[Figure collection entries]
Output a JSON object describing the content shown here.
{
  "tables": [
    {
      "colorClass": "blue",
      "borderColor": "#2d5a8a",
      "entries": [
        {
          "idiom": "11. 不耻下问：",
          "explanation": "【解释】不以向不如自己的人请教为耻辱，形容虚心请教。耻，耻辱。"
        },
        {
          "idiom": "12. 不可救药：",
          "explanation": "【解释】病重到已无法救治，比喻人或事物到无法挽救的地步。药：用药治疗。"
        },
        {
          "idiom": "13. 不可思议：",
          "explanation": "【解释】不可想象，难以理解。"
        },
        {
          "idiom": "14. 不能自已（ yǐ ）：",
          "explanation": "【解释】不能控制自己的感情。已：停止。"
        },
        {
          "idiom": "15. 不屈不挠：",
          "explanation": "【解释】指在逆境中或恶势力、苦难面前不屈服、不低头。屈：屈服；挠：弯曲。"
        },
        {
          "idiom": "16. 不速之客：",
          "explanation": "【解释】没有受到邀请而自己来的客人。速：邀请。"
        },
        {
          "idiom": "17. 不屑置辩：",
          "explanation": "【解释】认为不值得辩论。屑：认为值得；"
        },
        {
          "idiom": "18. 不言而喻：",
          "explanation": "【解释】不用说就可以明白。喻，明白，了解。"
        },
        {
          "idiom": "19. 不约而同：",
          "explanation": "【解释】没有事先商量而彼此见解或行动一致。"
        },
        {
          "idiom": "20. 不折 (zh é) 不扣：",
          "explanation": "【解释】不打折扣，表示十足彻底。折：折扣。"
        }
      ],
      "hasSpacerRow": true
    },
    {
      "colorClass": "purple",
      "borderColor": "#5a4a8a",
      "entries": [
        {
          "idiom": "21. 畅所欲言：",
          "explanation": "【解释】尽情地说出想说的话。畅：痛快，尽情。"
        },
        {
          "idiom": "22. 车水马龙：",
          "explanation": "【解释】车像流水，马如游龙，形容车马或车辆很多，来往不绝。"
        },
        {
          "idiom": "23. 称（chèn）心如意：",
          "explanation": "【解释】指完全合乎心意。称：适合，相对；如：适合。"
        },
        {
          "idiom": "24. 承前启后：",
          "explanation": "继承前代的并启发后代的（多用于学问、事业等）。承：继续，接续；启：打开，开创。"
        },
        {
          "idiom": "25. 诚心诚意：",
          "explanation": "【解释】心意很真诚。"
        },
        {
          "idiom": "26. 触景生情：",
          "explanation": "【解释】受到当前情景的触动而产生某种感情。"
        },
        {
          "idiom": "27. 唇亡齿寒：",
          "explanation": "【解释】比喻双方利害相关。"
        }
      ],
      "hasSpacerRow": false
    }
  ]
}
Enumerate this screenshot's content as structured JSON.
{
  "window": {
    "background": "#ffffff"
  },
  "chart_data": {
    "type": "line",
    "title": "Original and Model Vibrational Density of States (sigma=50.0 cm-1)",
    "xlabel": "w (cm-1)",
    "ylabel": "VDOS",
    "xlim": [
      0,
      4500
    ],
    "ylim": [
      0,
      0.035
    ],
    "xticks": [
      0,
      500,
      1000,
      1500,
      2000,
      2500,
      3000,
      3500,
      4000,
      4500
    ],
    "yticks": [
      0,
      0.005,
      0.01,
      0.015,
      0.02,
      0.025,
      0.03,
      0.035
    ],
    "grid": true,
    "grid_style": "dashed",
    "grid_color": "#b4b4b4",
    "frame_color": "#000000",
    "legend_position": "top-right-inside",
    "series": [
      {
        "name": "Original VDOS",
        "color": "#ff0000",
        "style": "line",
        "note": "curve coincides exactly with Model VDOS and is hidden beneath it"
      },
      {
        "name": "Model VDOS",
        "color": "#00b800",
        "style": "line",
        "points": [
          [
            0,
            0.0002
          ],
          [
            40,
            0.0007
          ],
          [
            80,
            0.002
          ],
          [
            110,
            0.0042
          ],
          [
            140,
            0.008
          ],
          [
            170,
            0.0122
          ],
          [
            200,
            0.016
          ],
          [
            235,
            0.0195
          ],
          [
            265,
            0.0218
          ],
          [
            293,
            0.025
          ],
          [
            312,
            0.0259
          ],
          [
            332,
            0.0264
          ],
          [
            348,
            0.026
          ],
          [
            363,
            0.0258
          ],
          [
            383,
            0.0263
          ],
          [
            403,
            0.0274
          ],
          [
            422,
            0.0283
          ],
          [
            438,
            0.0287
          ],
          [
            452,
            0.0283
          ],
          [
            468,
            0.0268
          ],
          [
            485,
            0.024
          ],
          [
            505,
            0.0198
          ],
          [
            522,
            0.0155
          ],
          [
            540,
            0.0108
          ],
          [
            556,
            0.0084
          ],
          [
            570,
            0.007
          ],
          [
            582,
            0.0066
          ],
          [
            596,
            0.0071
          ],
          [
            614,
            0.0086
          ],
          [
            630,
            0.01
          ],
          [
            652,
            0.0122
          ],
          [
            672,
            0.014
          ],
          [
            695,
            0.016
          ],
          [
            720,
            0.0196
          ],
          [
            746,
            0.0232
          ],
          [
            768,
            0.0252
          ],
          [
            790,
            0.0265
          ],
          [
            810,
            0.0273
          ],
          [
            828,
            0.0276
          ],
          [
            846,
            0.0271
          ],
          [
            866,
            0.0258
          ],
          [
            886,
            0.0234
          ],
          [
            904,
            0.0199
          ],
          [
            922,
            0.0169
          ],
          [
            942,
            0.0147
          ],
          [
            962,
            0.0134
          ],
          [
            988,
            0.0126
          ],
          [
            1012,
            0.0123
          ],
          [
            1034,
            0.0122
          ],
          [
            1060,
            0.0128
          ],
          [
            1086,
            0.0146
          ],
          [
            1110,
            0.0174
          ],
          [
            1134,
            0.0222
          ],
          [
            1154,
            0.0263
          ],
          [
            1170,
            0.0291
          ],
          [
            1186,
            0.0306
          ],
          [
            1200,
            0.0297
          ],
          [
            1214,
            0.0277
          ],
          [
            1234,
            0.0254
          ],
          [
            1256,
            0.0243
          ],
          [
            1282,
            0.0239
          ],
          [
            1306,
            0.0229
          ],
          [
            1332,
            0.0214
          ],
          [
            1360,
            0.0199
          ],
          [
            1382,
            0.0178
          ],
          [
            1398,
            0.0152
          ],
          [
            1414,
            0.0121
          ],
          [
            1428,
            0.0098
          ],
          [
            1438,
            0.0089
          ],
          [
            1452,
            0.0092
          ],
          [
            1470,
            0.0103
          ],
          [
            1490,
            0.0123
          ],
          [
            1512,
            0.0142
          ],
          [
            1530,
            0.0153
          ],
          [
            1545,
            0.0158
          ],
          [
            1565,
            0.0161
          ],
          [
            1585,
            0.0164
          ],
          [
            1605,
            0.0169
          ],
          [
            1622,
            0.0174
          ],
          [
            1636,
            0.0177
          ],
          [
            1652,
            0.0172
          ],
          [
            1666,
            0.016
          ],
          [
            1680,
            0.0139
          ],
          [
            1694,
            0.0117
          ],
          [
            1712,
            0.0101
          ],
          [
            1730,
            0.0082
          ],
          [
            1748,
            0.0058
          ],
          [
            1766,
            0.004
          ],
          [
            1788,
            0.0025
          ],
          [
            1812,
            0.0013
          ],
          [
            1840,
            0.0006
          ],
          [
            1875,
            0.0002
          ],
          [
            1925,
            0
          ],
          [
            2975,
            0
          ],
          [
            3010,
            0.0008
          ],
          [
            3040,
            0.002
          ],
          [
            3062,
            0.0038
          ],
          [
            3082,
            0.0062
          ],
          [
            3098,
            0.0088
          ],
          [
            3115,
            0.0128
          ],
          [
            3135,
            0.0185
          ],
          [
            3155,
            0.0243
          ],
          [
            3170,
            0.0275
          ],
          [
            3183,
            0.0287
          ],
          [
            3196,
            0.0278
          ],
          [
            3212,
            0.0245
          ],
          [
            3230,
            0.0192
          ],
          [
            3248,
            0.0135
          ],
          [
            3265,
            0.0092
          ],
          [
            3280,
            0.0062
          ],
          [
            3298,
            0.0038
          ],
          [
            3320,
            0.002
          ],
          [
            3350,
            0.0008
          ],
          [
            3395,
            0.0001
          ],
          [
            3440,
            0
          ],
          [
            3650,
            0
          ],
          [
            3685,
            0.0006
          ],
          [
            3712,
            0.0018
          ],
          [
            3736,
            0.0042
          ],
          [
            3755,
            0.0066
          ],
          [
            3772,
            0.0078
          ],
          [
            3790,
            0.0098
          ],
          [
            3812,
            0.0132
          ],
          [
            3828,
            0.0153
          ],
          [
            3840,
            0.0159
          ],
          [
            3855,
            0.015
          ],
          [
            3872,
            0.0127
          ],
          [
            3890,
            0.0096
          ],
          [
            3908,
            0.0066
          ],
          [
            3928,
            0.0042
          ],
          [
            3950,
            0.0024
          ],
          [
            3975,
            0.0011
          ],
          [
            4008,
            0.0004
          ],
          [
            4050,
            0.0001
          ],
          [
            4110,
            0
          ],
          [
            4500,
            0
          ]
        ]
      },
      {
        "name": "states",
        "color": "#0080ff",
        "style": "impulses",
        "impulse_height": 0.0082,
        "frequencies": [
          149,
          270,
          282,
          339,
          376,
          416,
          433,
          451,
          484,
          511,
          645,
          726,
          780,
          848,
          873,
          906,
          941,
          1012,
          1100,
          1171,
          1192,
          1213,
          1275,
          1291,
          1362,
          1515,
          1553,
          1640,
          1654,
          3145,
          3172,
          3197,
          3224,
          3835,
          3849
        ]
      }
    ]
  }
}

### OBJECTIVE:
Using the entries above, return each line that includes the word "VDOS".

### FINAL RESULT:
    "ylabel": "VDOS",
        "name": "Original VDOS",
        "note": "curve coincides exactly with Model VDOS and is hidden beneath it"
        "name": "Model VDOS",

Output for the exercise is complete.